◆ **Task details**
Quote the passage on subsea cables word for word, from "The 28Tbps two-pair" to "at a minimum.".

◆ **Passage for review**
____

The Indigo system connecting Sydney, Perth, Singapore, and Jakarta is being built by SubPartners, Superloop, Google, Singtel, Telstra, AARNet, Indosat Ooredoo, and Alcatel Submarine Networks, spanning around 9,000km with two fibre pairs and a design capacity of 18Tbps, and is expected to be completed by mid-2019.

The 28Tbps two-pair fibre-optic, 1,070-kilometre Trident subsea cable, meanwhile, will connect Singapore, Indonesia, and Australia, with the entire cable to be complete by the second quarter of 2018. It utilises 100Gbps coherent dense wavelength division multiplexing (DWDM) technology, which is upgradeable to 400Gbps.

Originally a 50-50 joint-venture deal between Vocus and Nextgen Networks, the 4,600km ASC cable will also connect Perth with Singapore and Indonesia, with services set to launch in July 2018 at a cost of $170 million. A deal signed between Vocus and Nextgen Networks in November 2015 pinned the cost of the cable at around $120 million.

Vocus subsequently purchased Nextgen Networks for AU$700 million in 2016, with Vocus and Alcatel-Lucent Submarine Networks in December signing an agreement to build the ASC, which is designed to carry 40Tbps at a minimum.

____

[Stored dataset items]
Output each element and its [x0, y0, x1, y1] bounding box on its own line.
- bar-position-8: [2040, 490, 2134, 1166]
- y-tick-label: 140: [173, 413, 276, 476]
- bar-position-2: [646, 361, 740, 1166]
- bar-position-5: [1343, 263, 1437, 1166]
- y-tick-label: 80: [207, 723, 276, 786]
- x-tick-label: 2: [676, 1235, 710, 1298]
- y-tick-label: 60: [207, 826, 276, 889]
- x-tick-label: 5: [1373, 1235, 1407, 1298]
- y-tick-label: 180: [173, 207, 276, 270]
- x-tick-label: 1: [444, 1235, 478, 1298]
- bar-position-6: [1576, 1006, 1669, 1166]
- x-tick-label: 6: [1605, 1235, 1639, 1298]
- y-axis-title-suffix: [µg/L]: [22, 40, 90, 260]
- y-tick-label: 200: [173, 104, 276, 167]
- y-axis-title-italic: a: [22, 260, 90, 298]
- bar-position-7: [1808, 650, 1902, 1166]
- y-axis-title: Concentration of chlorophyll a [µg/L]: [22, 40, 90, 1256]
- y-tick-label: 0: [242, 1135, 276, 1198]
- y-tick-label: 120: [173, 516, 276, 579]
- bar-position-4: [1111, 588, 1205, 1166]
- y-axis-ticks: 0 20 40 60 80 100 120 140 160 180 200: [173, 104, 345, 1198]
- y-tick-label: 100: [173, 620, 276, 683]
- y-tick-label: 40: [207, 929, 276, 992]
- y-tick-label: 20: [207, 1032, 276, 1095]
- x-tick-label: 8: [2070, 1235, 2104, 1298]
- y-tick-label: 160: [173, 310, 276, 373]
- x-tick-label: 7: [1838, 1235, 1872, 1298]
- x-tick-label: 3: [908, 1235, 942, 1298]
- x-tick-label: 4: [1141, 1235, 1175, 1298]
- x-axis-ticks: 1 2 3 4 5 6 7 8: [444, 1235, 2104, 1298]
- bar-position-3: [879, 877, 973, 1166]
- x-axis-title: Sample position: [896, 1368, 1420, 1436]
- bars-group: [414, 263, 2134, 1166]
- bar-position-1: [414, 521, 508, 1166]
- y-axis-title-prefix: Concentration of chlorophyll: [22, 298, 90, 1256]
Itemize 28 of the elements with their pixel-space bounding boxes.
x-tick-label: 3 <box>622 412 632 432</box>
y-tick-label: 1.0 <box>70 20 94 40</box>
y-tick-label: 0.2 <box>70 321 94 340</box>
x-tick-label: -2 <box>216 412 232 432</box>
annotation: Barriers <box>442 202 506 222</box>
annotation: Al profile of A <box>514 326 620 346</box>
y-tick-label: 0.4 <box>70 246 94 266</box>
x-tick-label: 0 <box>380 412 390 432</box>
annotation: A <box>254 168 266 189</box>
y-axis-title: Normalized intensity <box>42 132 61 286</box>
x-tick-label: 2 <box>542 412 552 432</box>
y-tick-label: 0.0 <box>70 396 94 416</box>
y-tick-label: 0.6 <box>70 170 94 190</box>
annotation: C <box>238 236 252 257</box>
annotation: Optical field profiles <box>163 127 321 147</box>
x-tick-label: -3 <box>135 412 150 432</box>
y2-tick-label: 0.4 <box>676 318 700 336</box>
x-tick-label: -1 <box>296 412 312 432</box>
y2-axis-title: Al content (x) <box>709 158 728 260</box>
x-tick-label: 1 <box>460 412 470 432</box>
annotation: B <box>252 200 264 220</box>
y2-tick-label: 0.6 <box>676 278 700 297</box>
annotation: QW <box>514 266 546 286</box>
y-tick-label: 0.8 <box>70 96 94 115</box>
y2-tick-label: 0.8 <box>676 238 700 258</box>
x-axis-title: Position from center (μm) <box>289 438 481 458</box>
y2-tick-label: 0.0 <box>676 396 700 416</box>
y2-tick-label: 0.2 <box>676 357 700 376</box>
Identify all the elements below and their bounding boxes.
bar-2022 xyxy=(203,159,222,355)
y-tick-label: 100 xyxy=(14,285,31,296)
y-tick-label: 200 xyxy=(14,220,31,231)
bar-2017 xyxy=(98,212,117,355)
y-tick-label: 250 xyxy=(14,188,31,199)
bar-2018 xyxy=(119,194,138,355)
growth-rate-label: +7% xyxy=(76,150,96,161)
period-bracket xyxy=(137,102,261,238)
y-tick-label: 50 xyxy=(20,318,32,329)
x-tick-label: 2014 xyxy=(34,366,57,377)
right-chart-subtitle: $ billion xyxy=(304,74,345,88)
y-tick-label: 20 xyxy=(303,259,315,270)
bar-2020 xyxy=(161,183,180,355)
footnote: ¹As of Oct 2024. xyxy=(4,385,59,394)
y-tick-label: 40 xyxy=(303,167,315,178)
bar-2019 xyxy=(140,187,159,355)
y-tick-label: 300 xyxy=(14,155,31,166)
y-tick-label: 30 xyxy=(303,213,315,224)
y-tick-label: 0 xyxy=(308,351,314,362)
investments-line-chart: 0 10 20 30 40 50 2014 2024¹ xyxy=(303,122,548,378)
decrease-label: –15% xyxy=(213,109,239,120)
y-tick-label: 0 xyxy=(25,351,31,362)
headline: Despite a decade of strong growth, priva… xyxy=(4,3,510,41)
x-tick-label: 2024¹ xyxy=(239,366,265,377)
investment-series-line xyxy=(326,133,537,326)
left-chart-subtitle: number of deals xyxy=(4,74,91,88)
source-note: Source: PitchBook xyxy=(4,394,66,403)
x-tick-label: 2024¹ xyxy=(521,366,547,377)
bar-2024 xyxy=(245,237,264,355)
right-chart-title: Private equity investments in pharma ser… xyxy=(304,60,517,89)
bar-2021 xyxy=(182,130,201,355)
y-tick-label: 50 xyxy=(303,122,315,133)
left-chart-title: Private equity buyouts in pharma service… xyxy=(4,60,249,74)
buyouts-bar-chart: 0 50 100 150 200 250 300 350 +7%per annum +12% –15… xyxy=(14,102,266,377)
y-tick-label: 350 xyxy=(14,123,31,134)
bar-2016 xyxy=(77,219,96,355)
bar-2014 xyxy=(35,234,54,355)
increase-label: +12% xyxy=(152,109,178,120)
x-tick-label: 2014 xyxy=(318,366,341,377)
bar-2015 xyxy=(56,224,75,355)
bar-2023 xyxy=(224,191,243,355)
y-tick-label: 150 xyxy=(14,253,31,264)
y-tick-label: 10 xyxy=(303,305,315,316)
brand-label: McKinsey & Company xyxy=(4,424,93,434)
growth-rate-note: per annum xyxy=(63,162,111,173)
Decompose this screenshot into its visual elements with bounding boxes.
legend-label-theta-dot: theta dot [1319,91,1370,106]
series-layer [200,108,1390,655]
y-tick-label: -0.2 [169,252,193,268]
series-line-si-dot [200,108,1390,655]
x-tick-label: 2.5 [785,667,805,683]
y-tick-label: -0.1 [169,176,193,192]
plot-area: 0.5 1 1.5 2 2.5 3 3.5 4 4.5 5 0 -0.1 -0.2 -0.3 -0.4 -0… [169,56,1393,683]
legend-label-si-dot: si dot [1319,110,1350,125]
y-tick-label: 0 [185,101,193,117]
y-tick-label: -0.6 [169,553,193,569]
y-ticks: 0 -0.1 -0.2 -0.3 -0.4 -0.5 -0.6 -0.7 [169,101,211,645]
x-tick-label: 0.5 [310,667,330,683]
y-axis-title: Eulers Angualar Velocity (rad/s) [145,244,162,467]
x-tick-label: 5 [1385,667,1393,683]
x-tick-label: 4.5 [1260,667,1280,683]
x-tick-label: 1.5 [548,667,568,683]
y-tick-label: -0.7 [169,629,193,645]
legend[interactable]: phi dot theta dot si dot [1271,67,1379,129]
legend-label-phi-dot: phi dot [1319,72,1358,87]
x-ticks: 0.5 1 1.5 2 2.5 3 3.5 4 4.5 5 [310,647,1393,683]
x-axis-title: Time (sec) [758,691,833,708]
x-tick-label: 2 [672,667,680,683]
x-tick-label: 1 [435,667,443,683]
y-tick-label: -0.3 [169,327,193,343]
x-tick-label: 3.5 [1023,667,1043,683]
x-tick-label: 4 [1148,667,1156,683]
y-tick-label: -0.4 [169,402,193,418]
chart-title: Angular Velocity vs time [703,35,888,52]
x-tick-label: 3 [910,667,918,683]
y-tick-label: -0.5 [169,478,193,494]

____

◆ **Written answer**
The 28Tbps two-pair fibre-optic, 1,070-kilometre Trident subsea cable, meanwhile, will connect Singapore, Indonesia, and Australia, with the entire cable to be complete by the second quarter of 2018. It utilises 100Gbps coherent dense wavelength division multiplexing (DWDM) technology, which is upgradeable to 400Gbps.

Originally a 50-50 joint-venture deal between Vocus and Nextgen Networks, the 4,600km ASC cable will also connect Perth with Singapore and Indonesia, with services set to launch in July 2018 at a cost of $170 million. A deal signed between Vocus and Nextgen Networks in November 2015 pinned the cost of the cable at around $120 million.

Vocus subsequently purchased Nextgen Networks for AU$700 million in 2016, with Vocus and Alcatel-Lucent Submarine Networks in December signing an agreement to build the ASC, which is designed to carry 40Tbps at a minimum.